All the data should be repeated exactly. Any image in it is left out.

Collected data
====

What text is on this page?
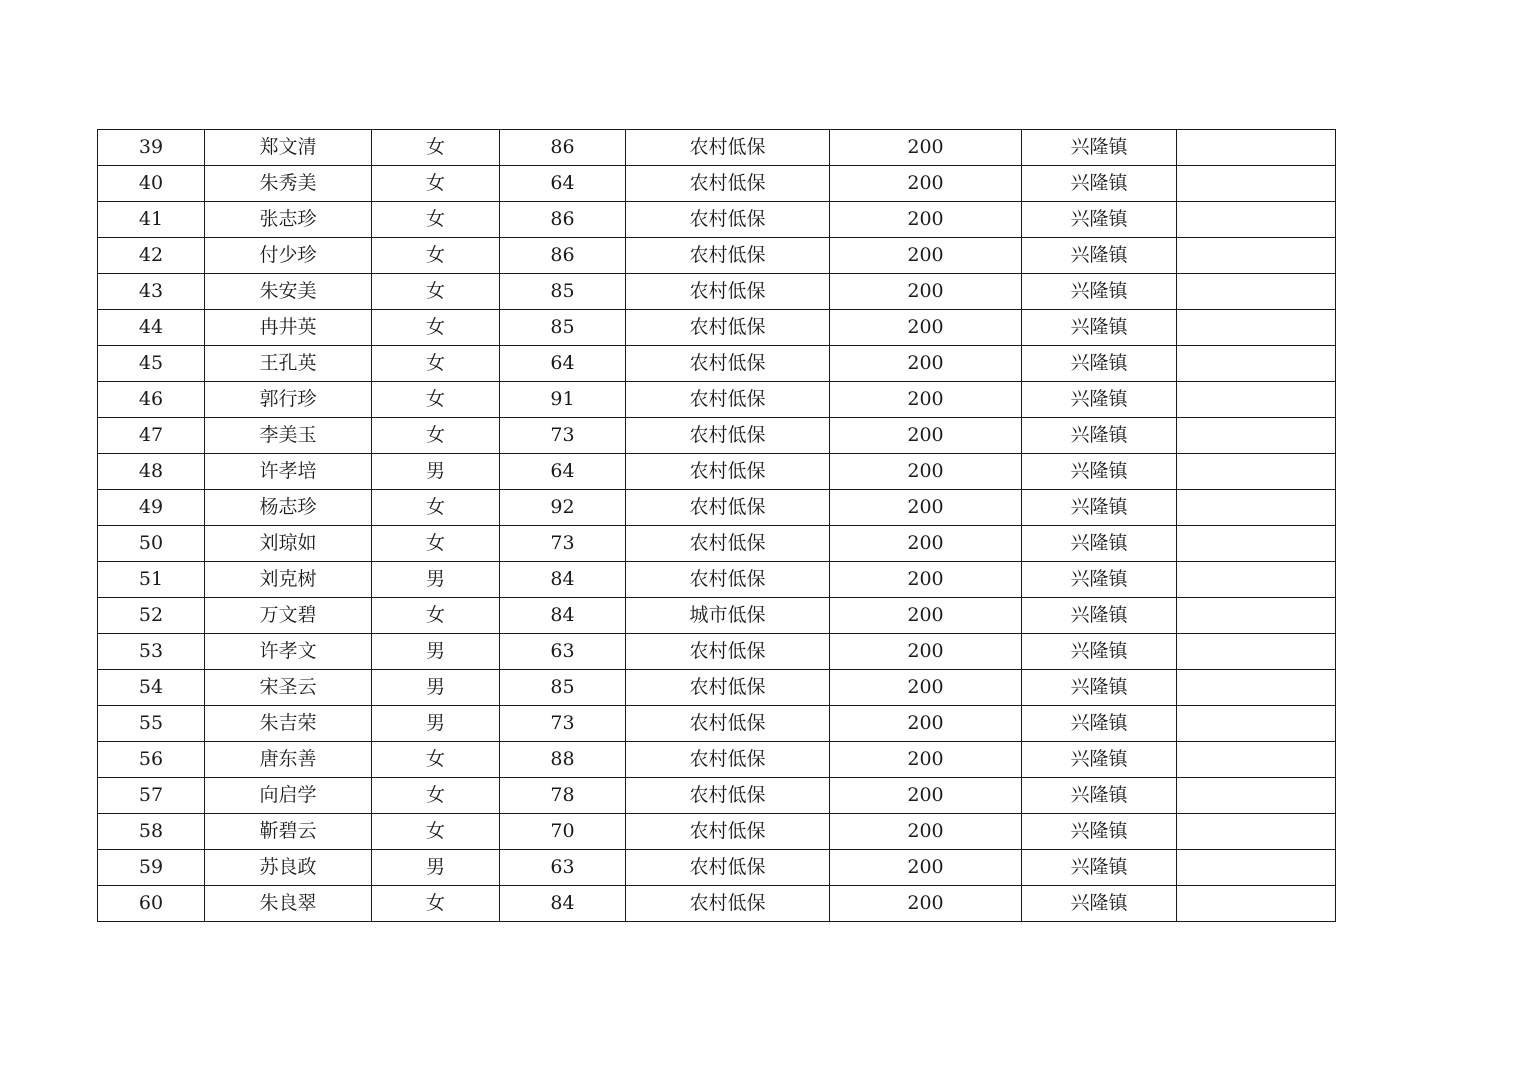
39	郑文清	女	86	农村低保	200	兴隆镇	
40	朱秀美	女	64	农村低保	200	兴隆镇	
41	张志珍	女	86	农村低保	200	兴隆镇	
42	付少珍	女	86	农村低保	200	兴隆镇	
43	朱安美	女	85	农村低保	200	兴隆镇	
44	冉井英	女	85	农村低保	200	兴隆镇	
45	王孔英	女	64	农村低保	200	兴隆镇	
46	郭行珍	女	91	农村低保	200	兴隆镇	
47	李美玉	女	73	农村低保	200	兴隆镇	
48	许孝培	男	64	农村低保	200	兴隆镇	
49	杨志珍	女	92	农村低保	200	兴隆镇	
50	刘琼如	女	73	农村低保	200	兴隆镇	
51	刘克树	男	84	农村低保	200	兴隆镇	
52	万文碧	女	84	城市低保	200	兴隆镇	
53	许孝文	男	63	农村低保	200	兴隆镇	
54	宋圣云	男	85	农村低保	200	兴隆镇	
55	朱吉荣	男	73	农村低保	200	兴隆镇	
56	唐东善	女	88	农村低保	200	兴隆镇	
57	向启学	女	78	农村低保	200	兴隆镇	
58	靳碧云	女	70	农村低保	200	兴隆镇	
59	苏良政	男	63	农村低保	200	兴隆镇	
60	朱良翠	女	84	农村低保	200	兴隆镇	
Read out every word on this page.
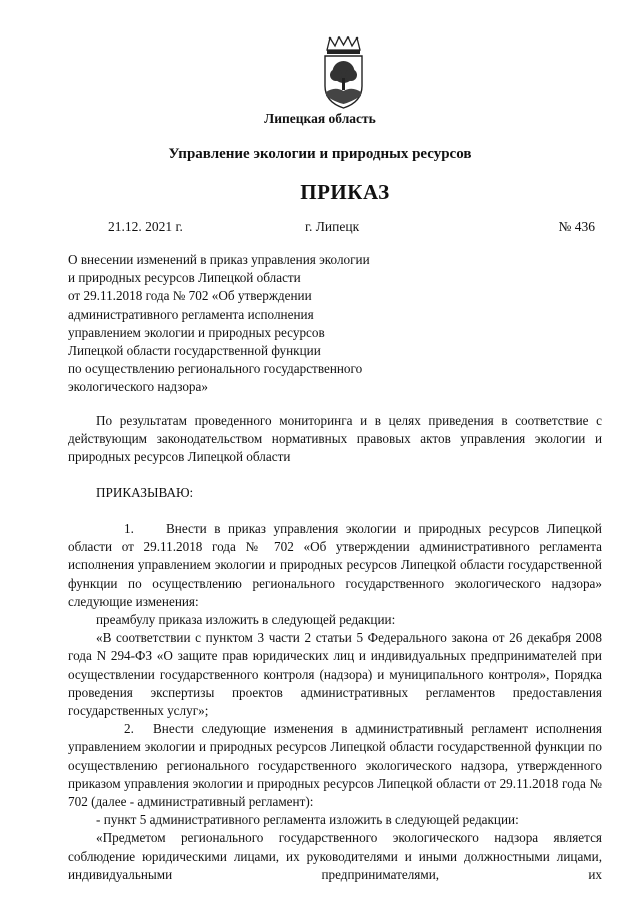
Липецкая область
Управление экологии и природных ресурсов
ПРИКАЗ
21.12. 2021 г.	г. Липецк	№ 436
О внесении изменений в приказ управления экологии
и природных ресурсов Липецкой области
от 29.11.2018 года № 702 «Об утверждении
административного регламента исполнения
управлением экологии и природных ресурсов
Липецкой области государственной функции
по осуществлению регионального государственного
экологического надзора»
По результатам проведенного мониторинга и в целях приведения в соответствие с действующим законодательством нормативных правовых актов управления экологии и природных ресурсов Липецкой области
ПРИКАЗЫВАЮ:

1. Внести в приказ управления экологии и природных ресурсов Липецкой области от 29.11.2018 года № 702 «Об утверждении административного регламента исполнения управлением экологии и природных ресурсов Липецкой области государственной функции по осуществлению регионального государственного экологического надзора» следующие изменения:

преамбулу приказа изложить в следующей редакции:

«В соответствии с пунктом 3 части 2 статьи 5 Федерального закона от 26 декабря 2008 года N 294-ФЗ «О защите прав юридических лиц и индивидуальных предпринимателей при осуществлении государственного контроля (надзора) и муниципального контроля», Порядка проведения экспертизы проектов административных регламентов предоставления государственных услуг»;

2. Внести следующие изменения в административный регламент исполнения управлением экологии и природных ресурсов Липецкой области государственной функции по осуществлению регионального государственного экологического надзора, утвержденного приказом управления экологии и природных ресурсов Липецкой области от 29.11.2018 года № 702 (далее - административный регламент):

- пункт 5 административного регламента изложить в следующей редакции:

«Предметом регионального государственного экологического надзора является соблюдение юридическими лицами, их руководителями и иными должностными лицами, индивидуальными предпринимателями, их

====

ANSWER TO THE EXERCISE
What text is on this page?
39	郑文清	女	86	农村低保	200	兴隆镇	
40	朱秀美	女	64	农村低保	200	兴隆镇	
41	张志珍	女	86	农村低保	200	兴隆镇	
42	付少珍	女	86	农村低保	200	兴隆镇	
43	朱安美	女	85	农村低保	200	兴隆镇	
44	冉井英	女	85	农村低保	200	兴隆镇	
45	王孔英	女	64	农村低保	200	兴隆镇	
46	郭行珍	女	91	农村低保	200	兴隆镇	
47	李美玉	女	73	农村低保	200	兴隆镇	
48	许孝培	男	64	农村低保	200	兴隆镇	
49	杨志珍	女	92	农村低保	200	兴隆镇	
50	刘琼如	女	73	农村低保	200	兴隆镇	
51	刘克树	男	84	农村低保	200	兴隆镇	
52	万文碧	女	84	城市低保	200	兴隆镇	
53	许孝文	男	63	农村低保	200	兴隆镇	
54	宋圣云	男	85	农村低保	200	兴隆镇	
55	朱吉荣	男	73	农村低保	200	兴隆镇	
56	唐东善	女	88	农村低保	200	兴隆镇	
57	向启学	女	78	农村低保	200	兴隆镇	
58	靳碧云	女	70	农村低保	200	兴隆镇	
59	苏良政	男	63	农村低保	200	兴隆镇	
60	朱良翠	女	84	农村低保	200	兴隆镇	
Read out every word on this page.
Липецкая область
Управление экологии и природных ресурсов
ПРИКАЗ
21.12. 2021 г.	г. Липецк	№ 436
О внесении изменений в приказ управления экологии
и природных ресурсов Липецкой области
от 29.11.2018 года № 702 «Об утверждении
административного регламента исполнения
управлением экологии и природных ресурсов
Липецкой области государственной функции
по осуществлению регионального государственного
экологического надзора»
По результатам проведенного мониторинга и в целях приведения в соответствие с действующим законодательством нормативных правовых актов управления экологии и природных ресурсов Липецкой области
ПРИКАЗЫВАЮ:

1. Внести в приказ управления экологии и природных ресурсов Липецкой области от 29.11.2018 года № 702 «Об утверждении административного регламента исполнения управлением экологии и природных ресурсов Липецкой области государственной функции по осуществлению регионального государственного экологического надзора» следующие изменения:

преамбулу приказа изложить в следующей редакции:

«В соответствии с пунктом 3 части 2 статьи 5 Федерального закона от 26 декабря 2008 года N 294-ФЗ «О защите прав юридических лиц и индивидуальных предпринимателей при осуществлении государственного контроля (надзора) и муниципального контроля», Порядка проведения экспертизы проектов административных регламентов предоставления государственных услуг»;

2. Внести следующие изменения в административный регламент исполнения управлением экологии и природных ресурсов Липецкой области государственной функции по осуществлению регионального государственного экологического надзора, утвержденного приказом управления экологии и природных ресурсов Липецкой области от 29.11.2018 года № 702 (далее - административный регламент):

- пункт 5 административного регламента изложить в следующей редакции:

«Предметом регионального государственного экологического надзора является соблюдение юридическими лицами, их руководителями и иными должностными лицами, индивидуальными предпринимателями, их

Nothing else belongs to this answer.